TO DO:
Copy out each line of the material in which the word "structured" appears.

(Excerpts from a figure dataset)
----

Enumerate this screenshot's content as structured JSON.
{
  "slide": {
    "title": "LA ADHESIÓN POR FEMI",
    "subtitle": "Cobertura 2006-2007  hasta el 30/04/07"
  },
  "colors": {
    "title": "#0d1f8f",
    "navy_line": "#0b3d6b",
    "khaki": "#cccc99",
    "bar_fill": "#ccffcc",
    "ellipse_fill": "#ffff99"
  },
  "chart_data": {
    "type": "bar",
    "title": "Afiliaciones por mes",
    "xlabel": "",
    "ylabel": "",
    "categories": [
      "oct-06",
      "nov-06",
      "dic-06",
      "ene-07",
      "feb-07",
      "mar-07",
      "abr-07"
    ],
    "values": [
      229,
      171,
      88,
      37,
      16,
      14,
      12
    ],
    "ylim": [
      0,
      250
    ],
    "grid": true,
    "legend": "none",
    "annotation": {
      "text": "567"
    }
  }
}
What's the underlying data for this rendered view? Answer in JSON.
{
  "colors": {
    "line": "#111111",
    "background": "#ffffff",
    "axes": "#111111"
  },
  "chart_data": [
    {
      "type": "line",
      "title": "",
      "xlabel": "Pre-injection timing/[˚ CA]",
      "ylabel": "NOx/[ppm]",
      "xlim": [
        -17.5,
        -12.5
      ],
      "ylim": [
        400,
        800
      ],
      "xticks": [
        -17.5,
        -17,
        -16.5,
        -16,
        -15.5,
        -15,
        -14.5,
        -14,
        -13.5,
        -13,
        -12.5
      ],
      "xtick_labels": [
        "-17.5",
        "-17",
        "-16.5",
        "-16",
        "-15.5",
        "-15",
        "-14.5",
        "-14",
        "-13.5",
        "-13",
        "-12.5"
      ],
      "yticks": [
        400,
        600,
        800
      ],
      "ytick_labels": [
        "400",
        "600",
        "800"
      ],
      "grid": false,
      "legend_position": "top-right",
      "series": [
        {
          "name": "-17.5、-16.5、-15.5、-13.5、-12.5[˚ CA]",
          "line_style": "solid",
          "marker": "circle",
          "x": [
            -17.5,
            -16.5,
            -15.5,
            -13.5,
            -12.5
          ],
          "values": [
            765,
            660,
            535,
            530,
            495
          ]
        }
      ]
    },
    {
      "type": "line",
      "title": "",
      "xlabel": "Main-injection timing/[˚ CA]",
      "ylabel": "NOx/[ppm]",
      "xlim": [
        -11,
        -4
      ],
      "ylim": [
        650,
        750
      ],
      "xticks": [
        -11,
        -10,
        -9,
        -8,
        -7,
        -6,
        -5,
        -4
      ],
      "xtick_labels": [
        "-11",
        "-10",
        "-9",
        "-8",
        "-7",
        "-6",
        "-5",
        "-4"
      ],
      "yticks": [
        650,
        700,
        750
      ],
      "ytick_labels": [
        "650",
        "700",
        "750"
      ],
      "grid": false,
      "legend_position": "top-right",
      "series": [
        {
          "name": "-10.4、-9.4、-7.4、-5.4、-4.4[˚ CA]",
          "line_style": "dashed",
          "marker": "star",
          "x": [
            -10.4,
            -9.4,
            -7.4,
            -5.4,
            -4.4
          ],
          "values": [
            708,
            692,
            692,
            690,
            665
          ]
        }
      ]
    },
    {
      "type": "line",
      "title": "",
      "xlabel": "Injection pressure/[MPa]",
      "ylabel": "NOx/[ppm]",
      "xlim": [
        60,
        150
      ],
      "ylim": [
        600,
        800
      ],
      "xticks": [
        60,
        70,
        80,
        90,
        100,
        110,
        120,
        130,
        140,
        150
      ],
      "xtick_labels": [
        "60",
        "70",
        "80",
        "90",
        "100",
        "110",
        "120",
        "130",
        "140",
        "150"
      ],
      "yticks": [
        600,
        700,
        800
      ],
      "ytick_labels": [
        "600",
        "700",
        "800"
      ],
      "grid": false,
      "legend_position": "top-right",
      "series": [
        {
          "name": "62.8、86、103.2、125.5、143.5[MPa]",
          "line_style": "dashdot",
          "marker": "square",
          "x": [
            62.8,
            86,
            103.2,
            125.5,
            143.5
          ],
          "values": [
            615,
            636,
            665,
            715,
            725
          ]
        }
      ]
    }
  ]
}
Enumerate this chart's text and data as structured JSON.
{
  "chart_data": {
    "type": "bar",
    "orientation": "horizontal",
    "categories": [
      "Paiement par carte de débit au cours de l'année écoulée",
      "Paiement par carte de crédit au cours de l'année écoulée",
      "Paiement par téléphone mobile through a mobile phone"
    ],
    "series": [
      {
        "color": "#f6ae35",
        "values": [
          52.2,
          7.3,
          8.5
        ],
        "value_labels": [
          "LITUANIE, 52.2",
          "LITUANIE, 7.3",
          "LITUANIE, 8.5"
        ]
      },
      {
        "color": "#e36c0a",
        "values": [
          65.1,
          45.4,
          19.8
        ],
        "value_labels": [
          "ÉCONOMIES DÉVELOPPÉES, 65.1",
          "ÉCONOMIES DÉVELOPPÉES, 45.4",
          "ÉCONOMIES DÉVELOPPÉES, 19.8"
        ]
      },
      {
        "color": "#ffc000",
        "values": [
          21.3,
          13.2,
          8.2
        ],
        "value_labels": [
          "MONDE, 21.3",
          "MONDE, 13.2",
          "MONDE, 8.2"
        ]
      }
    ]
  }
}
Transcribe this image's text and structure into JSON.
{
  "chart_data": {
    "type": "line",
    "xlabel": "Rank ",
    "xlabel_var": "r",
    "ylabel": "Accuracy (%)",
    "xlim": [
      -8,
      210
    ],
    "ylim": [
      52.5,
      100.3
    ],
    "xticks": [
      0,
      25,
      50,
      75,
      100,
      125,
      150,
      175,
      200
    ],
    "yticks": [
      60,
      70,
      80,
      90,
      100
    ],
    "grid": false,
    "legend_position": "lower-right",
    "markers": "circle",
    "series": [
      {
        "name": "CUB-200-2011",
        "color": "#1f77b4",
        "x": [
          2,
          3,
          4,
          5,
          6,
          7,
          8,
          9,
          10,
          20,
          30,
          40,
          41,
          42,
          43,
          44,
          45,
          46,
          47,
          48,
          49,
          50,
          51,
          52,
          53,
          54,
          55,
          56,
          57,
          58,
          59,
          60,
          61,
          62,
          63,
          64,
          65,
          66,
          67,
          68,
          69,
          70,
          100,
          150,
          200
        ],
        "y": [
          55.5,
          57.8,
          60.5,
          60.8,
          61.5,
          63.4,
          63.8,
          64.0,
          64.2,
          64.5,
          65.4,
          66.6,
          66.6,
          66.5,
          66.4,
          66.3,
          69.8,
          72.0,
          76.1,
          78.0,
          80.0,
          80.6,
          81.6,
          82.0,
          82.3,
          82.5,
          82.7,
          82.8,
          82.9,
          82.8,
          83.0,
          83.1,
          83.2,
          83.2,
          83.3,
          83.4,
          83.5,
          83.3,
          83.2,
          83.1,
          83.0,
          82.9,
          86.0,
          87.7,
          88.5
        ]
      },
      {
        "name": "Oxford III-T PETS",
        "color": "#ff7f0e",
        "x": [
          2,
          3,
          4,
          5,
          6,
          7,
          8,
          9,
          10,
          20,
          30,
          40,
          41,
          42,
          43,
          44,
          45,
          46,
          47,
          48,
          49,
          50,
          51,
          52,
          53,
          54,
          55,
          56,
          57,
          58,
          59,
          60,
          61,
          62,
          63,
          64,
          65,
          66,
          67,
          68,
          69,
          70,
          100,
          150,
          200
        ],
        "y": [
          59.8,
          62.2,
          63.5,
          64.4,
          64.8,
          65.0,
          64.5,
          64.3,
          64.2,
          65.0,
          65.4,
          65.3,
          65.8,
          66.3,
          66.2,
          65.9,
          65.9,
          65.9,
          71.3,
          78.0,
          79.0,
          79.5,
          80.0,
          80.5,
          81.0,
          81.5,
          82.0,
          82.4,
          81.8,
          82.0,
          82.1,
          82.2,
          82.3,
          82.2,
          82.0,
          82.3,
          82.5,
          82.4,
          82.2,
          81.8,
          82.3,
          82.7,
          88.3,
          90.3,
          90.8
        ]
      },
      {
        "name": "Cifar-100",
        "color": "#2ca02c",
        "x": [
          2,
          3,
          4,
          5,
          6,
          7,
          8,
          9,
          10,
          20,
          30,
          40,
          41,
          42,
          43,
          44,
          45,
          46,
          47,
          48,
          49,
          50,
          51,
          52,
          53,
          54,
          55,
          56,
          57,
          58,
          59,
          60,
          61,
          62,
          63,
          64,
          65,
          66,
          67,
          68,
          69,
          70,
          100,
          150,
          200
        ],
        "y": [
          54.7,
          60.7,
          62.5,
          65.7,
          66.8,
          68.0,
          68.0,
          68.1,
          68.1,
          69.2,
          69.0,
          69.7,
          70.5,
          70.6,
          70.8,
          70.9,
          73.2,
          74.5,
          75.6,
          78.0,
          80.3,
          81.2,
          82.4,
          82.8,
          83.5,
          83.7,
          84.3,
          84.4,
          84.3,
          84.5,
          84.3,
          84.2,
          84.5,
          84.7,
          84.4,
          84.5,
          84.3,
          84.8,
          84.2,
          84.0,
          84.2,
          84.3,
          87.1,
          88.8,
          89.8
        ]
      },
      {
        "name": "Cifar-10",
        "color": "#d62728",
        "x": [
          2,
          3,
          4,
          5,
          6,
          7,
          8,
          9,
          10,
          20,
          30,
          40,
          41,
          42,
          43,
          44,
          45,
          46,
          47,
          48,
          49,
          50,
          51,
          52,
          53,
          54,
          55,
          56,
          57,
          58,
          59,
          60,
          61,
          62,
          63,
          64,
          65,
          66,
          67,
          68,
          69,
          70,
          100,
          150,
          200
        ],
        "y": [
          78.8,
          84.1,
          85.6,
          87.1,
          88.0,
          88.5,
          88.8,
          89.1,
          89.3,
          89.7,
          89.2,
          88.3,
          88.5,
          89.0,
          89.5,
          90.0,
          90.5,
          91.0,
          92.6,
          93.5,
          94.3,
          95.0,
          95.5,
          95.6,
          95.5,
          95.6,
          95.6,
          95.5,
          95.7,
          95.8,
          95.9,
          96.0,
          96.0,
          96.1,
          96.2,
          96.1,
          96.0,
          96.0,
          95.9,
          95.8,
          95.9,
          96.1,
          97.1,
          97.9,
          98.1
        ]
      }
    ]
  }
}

----

EXERCISE OUTPUT:
Enumerate this screenshot's content as structured JSON.
Enumerate this chart's text and data as structured JSON.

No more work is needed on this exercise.